START DATA SUPPLIED
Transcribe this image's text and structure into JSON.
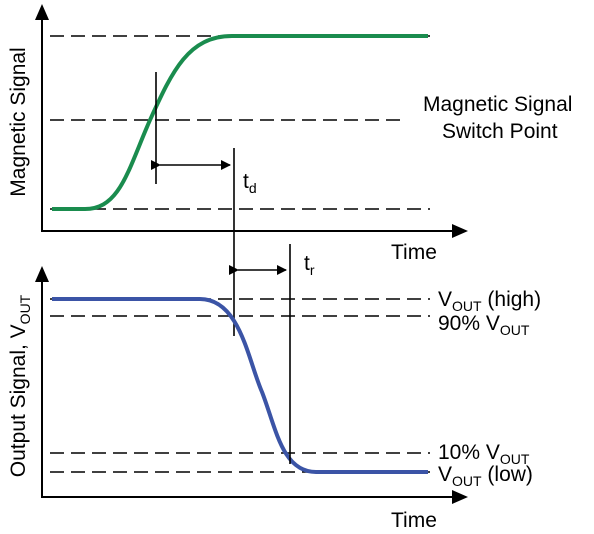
{
  "top_plot": {
    "y_axis_label": "Magnetic Signal",
    "x_axis_label": "Time",
    "switch_label_line1": "Magnetic Signal",
    "switch_label_line2": "Switch Point",
    "td_main": "t",
    "td_sub": "d",
    "curve_color": "#1a8c4e"
  },
  "bottom_plot": {
    "y_axis_label_main": "Output Signal, V",
    "y_axis_label_sub": "OUT",
    "x_axis_label": "Time",
    "tr_main": "t",
    "tr_sub": "r",
    "curve_color": "#3b54a6",
    "levels": {
      "vout_high": {
        "main": "V",
        "sub": "OUT",
        "suffix": " (high)"
      },
      "p90": {
        "main": "90% V",
        "sub": "OUT"
      },
      "p10": {
        "main": "10% V",
        "sub": "OUT"
      },
      "vout_low": {
        "main": "V",
        "sub": "OUT",
        "suffix": " (low)"
      }
    }
  }
}
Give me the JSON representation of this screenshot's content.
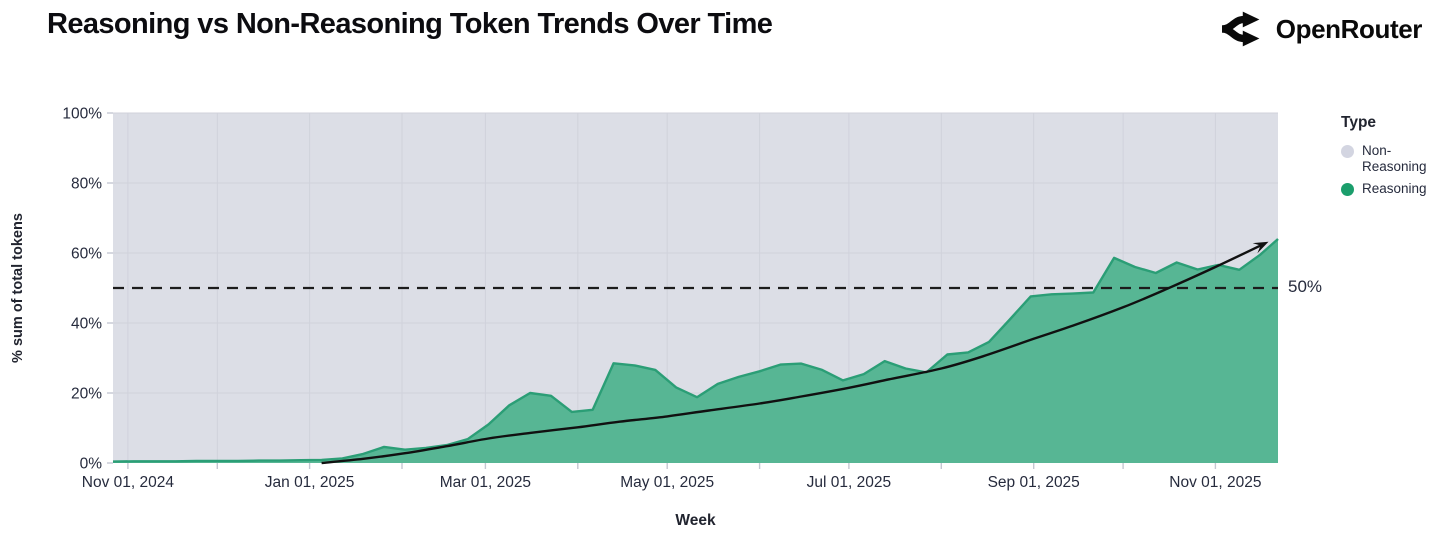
END DATA SUPPLIED
PROBLEM TO SOLVE> Print the entries above exactly, taking out only the pictures.

OUTPUT FOR THIS EXERCISE>
Transcribe this image's text and structure into JSON.
{
  "top_plot": {
    "y_axis_label": "Magnetic Signal",
    "x_axis_label": "Time",
    "switch_label_line1": "Magnetic Signal",
    "switch_label_line2": "Switch Point",
    "td_main": "t",
    "td_sub": "d",
    "curve_color": "#1a8c4e"
  },
  "bottom_plot": {
    "y_axis_label_main": "Output Signal, V",
    "y_axis_label_sub": "OUT",
    "x_axis_label": "Time",
    "tr_main": "t",
    "tr_sub": "r",
    "curve_color": "#3b54a6",
    "levels": {
      "vout_high": {
        "main": "V",
        "sub": "OUT",
        "suffix": " (high)"
      },
      "p90": {
        "main": "90% V",
        "sub": "OUT"
      },
      "p10": {
        "main": "10% V",
        "sub": "OUT"
      },
      "vout_low": {
        "main": "V",
        "sub": "OUT",
        "suffix": " (low)"
      }
    }
  }
}
Give me the JSON representation of this screenshot's content.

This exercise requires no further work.